> **EXTRACTED MATERIAL**:
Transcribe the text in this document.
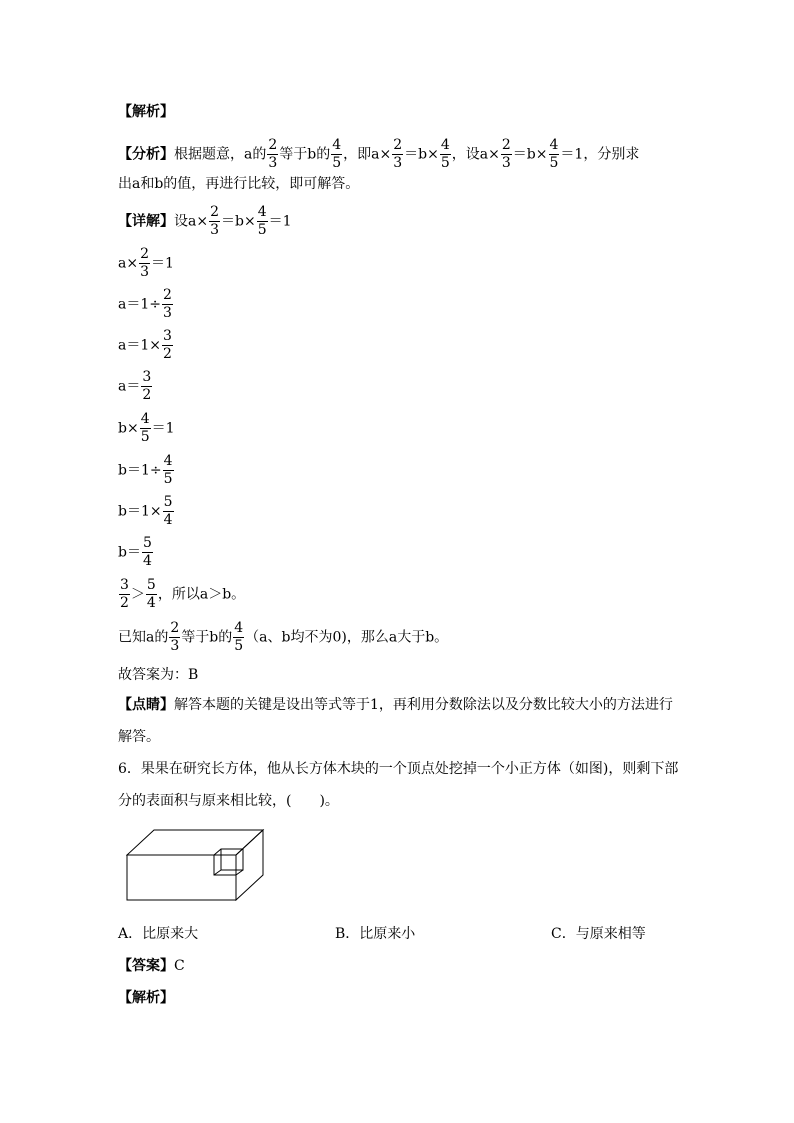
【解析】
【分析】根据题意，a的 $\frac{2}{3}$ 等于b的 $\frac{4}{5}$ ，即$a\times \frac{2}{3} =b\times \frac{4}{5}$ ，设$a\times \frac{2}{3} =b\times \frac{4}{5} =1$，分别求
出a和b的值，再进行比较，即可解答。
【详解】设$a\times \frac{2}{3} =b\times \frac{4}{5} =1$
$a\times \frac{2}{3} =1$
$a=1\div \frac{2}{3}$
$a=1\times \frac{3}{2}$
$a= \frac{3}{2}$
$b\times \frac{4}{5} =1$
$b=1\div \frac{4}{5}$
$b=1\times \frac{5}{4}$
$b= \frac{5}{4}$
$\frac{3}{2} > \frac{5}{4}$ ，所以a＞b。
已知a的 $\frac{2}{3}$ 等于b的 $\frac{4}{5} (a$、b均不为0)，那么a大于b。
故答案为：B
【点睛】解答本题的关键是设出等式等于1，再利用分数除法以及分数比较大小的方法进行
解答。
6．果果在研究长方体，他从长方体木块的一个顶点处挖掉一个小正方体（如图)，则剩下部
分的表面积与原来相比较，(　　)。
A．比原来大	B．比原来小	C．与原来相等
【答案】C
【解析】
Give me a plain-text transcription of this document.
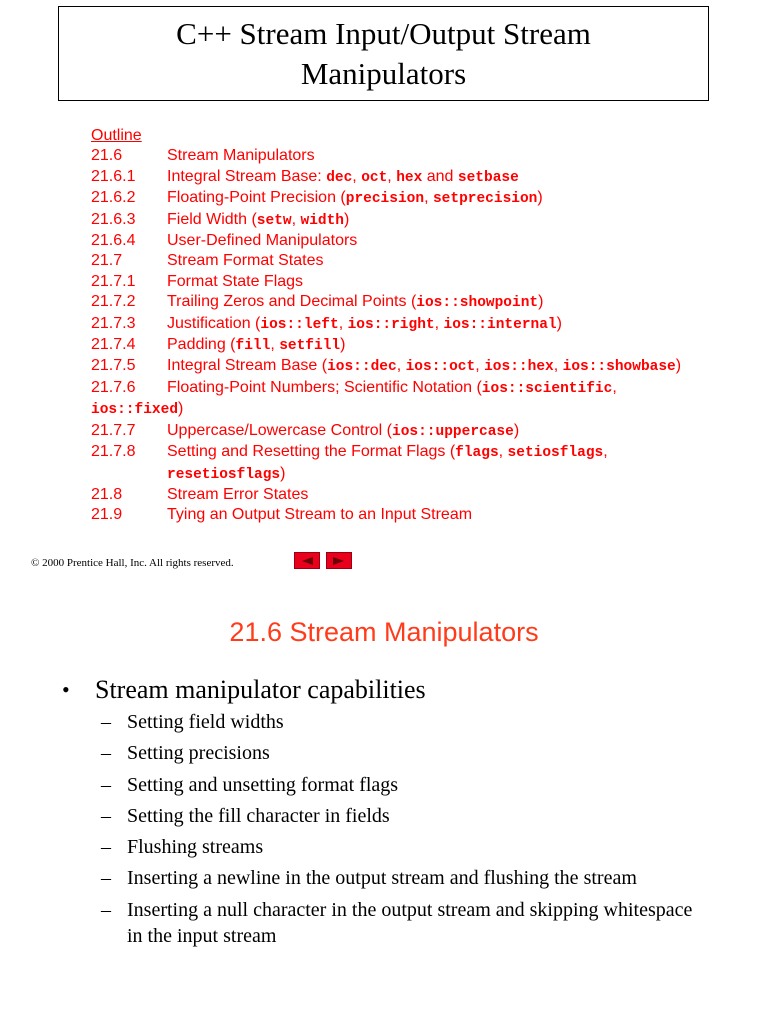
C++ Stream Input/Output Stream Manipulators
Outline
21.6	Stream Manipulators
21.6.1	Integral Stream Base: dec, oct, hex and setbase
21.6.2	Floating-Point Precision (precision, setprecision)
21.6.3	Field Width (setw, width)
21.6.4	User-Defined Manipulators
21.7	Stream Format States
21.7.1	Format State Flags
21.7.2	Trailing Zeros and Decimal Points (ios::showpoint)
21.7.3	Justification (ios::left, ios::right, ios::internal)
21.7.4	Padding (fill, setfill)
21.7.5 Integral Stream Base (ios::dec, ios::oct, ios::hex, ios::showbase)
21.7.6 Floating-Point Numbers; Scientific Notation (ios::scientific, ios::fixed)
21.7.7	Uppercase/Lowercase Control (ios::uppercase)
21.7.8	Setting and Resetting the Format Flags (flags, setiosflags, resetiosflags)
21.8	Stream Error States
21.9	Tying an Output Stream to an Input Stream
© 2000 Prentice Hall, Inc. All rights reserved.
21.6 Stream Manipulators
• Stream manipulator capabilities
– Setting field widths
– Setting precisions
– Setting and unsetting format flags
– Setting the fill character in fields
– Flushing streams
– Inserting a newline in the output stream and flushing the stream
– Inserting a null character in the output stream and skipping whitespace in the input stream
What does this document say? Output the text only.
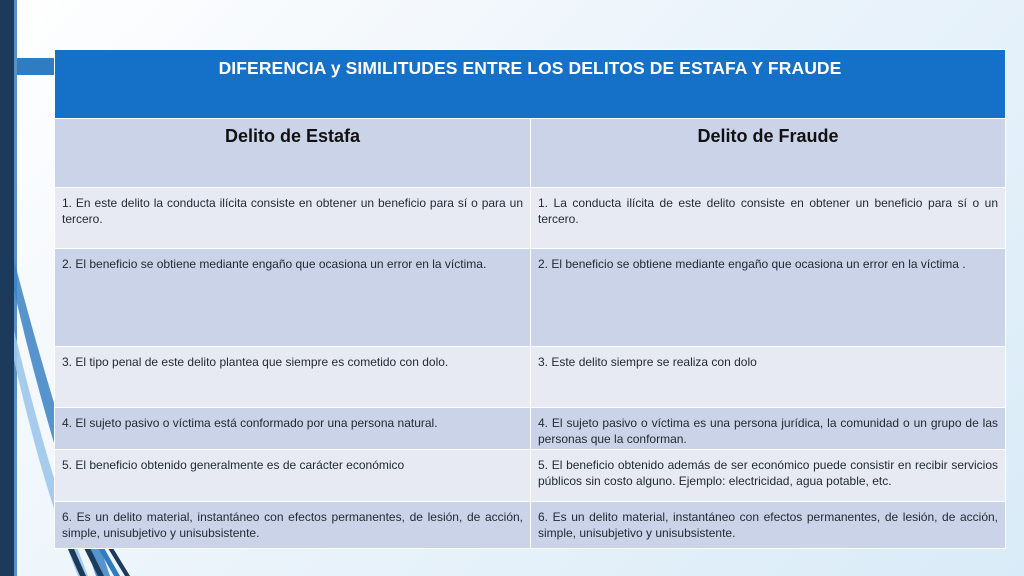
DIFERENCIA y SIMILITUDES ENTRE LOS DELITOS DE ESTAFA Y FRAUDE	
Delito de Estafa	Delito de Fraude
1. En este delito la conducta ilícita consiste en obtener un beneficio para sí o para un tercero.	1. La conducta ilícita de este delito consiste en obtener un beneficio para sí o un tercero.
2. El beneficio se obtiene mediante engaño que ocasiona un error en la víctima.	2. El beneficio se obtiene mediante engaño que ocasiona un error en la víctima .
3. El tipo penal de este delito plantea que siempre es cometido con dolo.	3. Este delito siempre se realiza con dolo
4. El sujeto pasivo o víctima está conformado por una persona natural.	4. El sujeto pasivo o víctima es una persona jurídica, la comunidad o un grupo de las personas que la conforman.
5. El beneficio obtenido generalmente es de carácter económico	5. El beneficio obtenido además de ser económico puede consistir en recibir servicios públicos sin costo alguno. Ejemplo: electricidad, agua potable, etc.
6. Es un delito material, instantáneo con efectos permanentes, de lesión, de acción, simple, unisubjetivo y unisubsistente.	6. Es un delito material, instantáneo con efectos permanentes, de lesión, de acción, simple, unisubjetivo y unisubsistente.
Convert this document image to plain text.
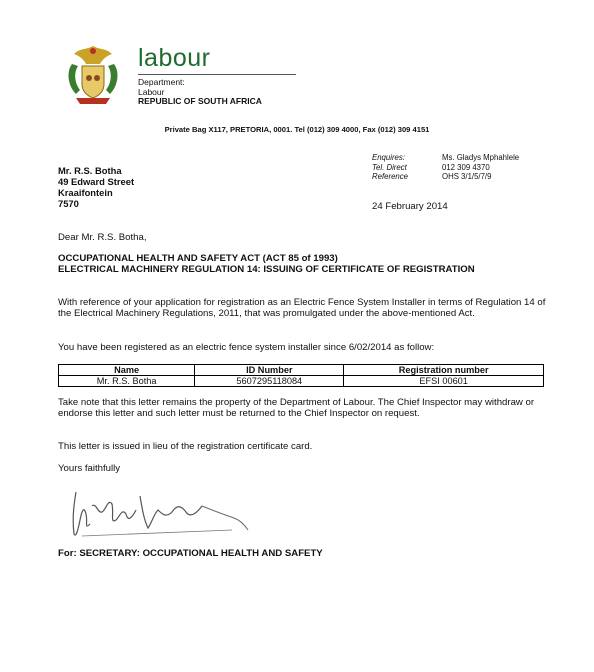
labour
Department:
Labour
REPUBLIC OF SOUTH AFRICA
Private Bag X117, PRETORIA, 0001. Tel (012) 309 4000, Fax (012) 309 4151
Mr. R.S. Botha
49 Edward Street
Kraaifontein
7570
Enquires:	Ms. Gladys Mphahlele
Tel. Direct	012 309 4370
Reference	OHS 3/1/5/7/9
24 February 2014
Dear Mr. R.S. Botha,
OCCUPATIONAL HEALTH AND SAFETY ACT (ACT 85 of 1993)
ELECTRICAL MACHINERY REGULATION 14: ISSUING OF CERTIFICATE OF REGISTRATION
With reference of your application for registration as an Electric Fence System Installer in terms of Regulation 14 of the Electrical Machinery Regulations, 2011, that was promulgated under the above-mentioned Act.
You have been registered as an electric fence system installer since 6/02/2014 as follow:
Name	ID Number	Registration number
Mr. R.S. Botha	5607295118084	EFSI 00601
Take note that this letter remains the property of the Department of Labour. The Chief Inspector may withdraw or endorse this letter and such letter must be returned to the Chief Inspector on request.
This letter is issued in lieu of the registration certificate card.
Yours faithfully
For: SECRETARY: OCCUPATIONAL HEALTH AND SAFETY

> **WRITTEN TASK**:
How many lines in the records above contain the word "SAFETY"? Give only the number.

> **COMPLETED TASK**:
2